**YOUR GOAL:** Can you pull out each line of the data below that includes the word "watermark"?

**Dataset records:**
------------

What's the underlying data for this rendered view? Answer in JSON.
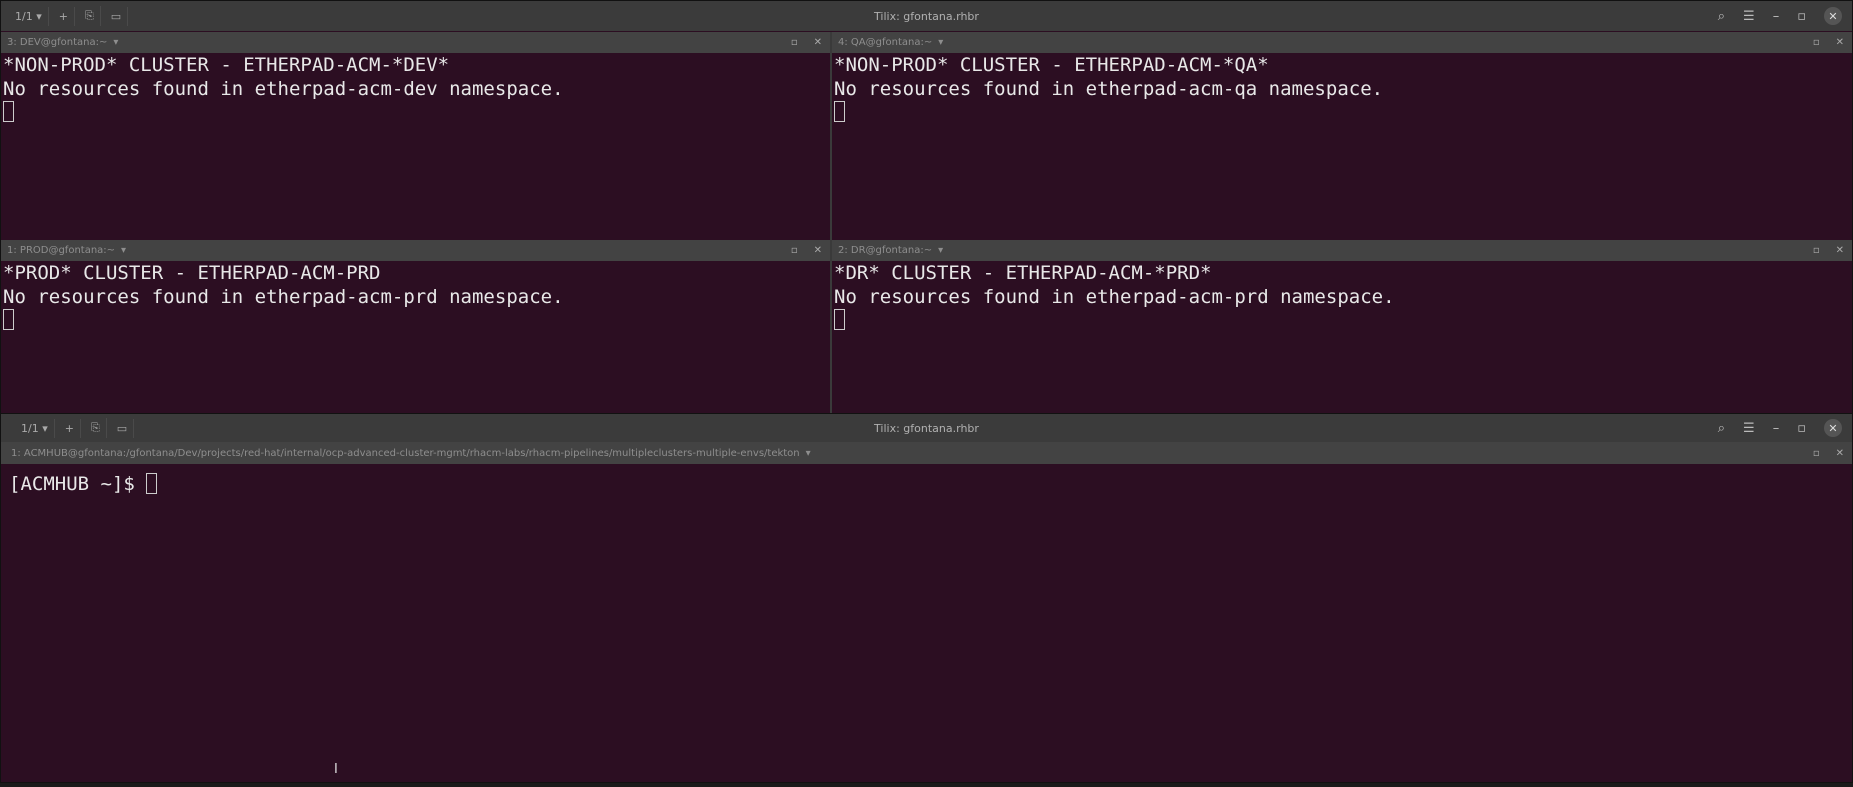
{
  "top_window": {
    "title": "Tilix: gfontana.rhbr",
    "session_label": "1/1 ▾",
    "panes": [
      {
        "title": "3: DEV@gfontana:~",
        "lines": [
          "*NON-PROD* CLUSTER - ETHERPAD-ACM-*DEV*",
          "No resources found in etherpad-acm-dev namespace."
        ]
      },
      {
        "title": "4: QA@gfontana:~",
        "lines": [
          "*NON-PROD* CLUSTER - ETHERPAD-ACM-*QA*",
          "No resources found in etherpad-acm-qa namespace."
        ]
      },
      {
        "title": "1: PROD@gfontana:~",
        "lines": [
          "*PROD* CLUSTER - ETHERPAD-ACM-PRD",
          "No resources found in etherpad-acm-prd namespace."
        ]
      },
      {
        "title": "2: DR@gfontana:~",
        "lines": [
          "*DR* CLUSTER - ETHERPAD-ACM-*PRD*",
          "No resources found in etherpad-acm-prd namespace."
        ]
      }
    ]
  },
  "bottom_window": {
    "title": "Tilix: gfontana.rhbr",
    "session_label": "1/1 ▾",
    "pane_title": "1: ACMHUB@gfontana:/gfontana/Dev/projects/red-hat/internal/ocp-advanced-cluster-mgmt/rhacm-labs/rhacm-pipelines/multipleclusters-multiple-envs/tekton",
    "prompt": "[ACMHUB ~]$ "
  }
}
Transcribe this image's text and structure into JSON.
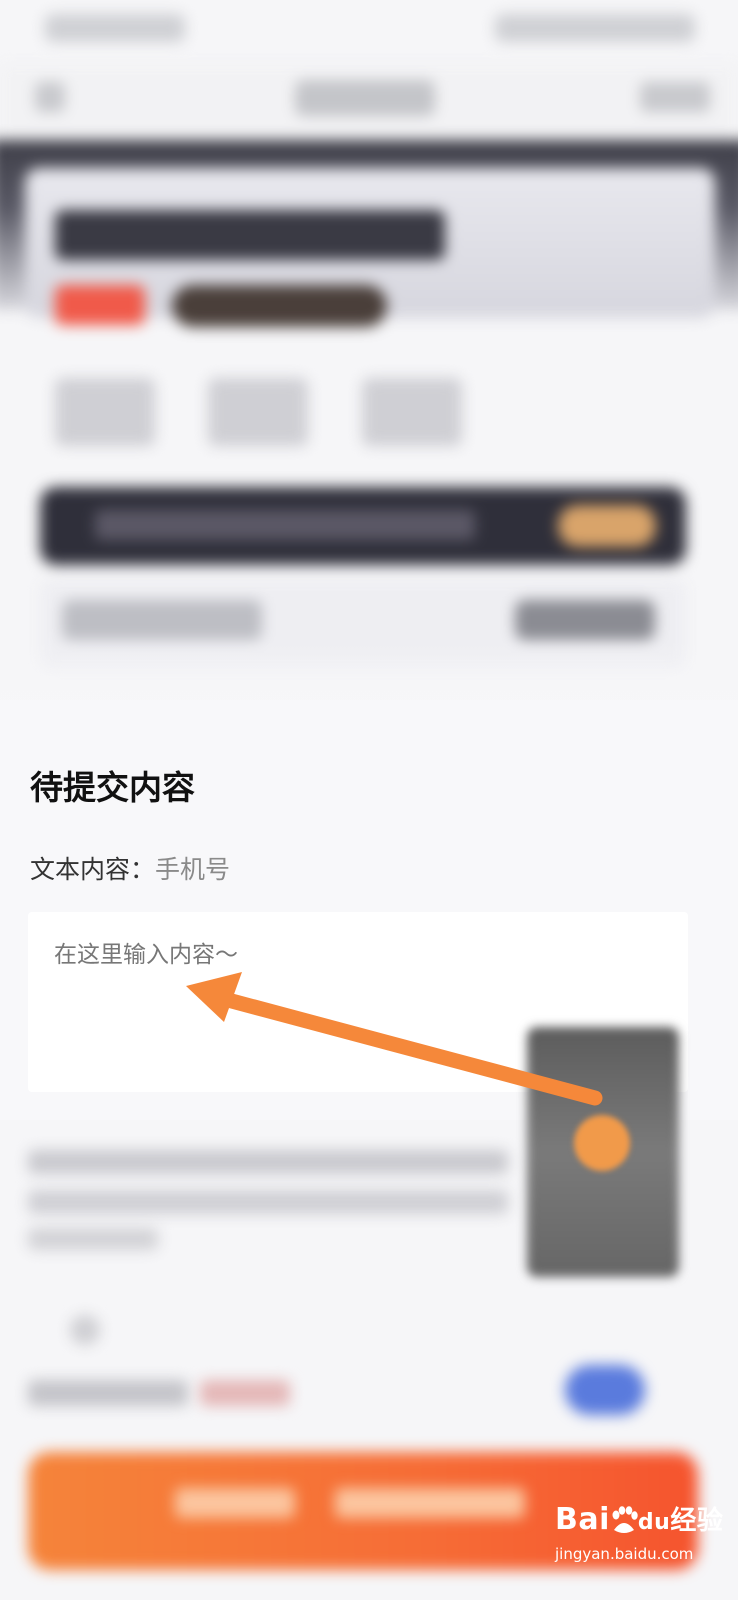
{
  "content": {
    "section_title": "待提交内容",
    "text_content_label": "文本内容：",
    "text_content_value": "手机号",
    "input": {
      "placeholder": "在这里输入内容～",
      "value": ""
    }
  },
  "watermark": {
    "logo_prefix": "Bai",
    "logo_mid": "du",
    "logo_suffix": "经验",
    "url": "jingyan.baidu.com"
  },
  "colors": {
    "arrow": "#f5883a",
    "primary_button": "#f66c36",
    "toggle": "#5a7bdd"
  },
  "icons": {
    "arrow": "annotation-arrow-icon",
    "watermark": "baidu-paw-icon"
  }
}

------------

**EXERCISE SOLUTION:**
  "watermark": {
    "watermark": "baidu-paw-icon"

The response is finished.